Exercise aim:
Reproduce the material in full, exactly as written.

Exercise material:
· · · ·
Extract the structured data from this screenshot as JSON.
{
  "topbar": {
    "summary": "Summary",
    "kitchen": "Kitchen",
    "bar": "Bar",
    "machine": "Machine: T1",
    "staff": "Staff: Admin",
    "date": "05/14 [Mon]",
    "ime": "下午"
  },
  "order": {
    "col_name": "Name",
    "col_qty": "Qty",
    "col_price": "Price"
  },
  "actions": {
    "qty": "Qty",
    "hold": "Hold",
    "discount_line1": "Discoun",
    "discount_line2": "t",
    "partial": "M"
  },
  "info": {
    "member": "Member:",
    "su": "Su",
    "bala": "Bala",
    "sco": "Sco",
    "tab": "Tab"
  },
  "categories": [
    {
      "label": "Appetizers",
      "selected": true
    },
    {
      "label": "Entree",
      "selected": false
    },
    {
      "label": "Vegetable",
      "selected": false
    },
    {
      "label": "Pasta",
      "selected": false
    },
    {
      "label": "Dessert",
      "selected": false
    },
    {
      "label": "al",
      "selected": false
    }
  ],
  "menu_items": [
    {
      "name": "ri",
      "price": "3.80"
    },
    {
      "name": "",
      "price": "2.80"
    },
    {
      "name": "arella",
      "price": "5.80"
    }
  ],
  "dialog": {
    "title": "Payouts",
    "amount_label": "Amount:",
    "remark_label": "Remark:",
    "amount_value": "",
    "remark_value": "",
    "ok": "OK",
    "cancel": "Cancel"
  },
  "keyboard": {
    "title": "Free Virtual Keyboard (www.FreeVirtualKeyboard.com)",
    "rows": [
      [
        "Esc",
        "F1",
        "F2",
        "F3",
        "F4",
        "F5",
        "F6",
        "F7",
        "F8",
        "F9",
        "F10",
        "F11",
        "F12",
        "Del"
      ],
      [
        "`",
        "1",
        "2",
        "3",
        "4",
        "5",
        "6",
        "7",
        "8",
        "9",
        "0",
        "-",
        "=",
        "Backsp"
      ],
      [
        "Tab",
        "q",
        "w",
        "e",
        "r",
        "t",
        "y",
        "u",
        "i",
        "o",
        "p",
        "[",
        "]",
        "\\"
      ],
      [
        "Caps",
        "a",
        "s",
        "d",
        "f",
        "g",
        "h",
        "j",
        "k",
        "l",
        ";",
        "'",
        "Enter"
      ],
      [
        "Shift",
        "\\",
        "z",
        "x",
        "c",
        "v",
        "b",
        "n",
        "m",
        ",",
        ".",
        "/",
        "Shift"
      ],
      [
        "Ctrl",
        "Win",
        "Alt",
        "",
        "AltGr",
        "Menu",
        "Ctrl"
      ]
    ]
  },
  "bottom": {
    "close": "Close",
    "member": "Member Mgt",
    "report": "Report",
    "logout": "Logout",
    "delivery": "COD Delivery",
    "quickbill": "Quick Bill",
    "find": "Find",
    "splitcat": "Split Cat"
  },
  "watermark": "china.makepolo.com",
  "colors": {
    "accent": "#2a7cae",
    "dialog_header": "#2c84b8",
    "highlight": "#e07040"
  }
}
· · · ·
Solution for this exercise:
Extract the structured data from this screenshot as JSON.
{
  "topbar": {
    "summary": "Summary",
    "kitchen": "Kitchen",
    "bar": "Bar",
    "machine": "Machine: T1",
    "staff": "Staff: Admin",
    "date": "05/14 [Mon]",
    "ime": "下午"
  },
  "order": {
    "col_name": "Name",
    "col_qty": "Qty",
    "col_price": "Price"
  },
  "actions": {
    "qty": "Qty",
    "hold": "Hold",
    "discount_line1": "Discoun",
    "discount_line2": "t",
    "partial": "M"
  },
  "info": {
    "member": "Member:",
    "su": "Su",
    "bala": "Bala",
    "sco": "Sco",
    "tab": "Tab"
  },
  "categories": [
    {
      "label": "Appetizers",
      "selected": true
    },
    {
      "label": "Entree",
      "selected": false
    },
    {
      "label": "Vegetable",
      "selected": false
    },
    {
      "label": "Pasta",
      "selected": false
    },
    {
      "label": "Dessert",
      "selected": false
    },
    {
      "label": "al",
      "selected": false
    }
  ],
  "menu_items": [
    {
      "name": "ri",
      "price": "3.80"
    },
    {
      "name": "",
      "price": "2.80"
    },
    {
      "name": "arella",
      "price": "5.80"
    }
  ],
  "dialog": {
    "title": "Payouts",
    "amount_label": "Amount:",
    "remark_label": "Remark:",
    "amount_value": "",
    "remark_value": "",
    "ok": "OK",
    "cancel": "Cancel"
  },
  "keyboard": {
    "title": "Free Virtual Keyboard (www.FreeVirtualKeyboard.com)",
    "rows": [
      [
        "Esc",
        "F1",
        "F2",
        "F3",
        "F4",
        "F5",
        "F6",
        "F7",
        "F8",
        "F9",
        "F10",
        "F11",
        "F12",
        "Del"
      ],
      [
        "`",
        "1",
        "2",
        "3",
        "4",
        "5",
        "6",
        "7",
        "8",
        "9",
        "0",
        "-",
        "=",
        "Backsp"
      ],
      [
        "Tab",
        "q",
        "w",
        "e",
        "r",
        "t",
        "y",
        "u",
        "i",
        "o",
        "p",
        "[",
        "]",
        "\\"
      ],
      [
        "Caps",
        "a",
        "s",
        "d",
        "f",
        "g",
        "h",
        "j",
        "k",
        "l",
        ";",
        "'",
        "Enter"
      ],
      [
        "Shift",
        "\\",
        "z",
        "x",
        "c",
        "v",
        "b",
        "n",
        "m",
        ",",
        ".",
        "/",
        "Shift"
      ],
      [
        "Ctrl",
        "Win",
        "Alt",
        "",
        "AltGr",
        "Menu",
        "Ctrl"
      ]
    ]
  },
  "bottom": {
    "close": "Close",
    "member": "Member Mgt",
    "report": "Report",
    "logout": "Logout",
    "delivery": "COD Delivery",
    "quickbill": "Quick Bill",
    "find": "Find",
    "splitcat": "Split Cat"
  },
  "watermark": "china.makepolo.com",
  "colors": {
    "accent": "#2a7cae",
    "dialog_header": "#2c84b8",
    "highlight": "#e07040"
  }
}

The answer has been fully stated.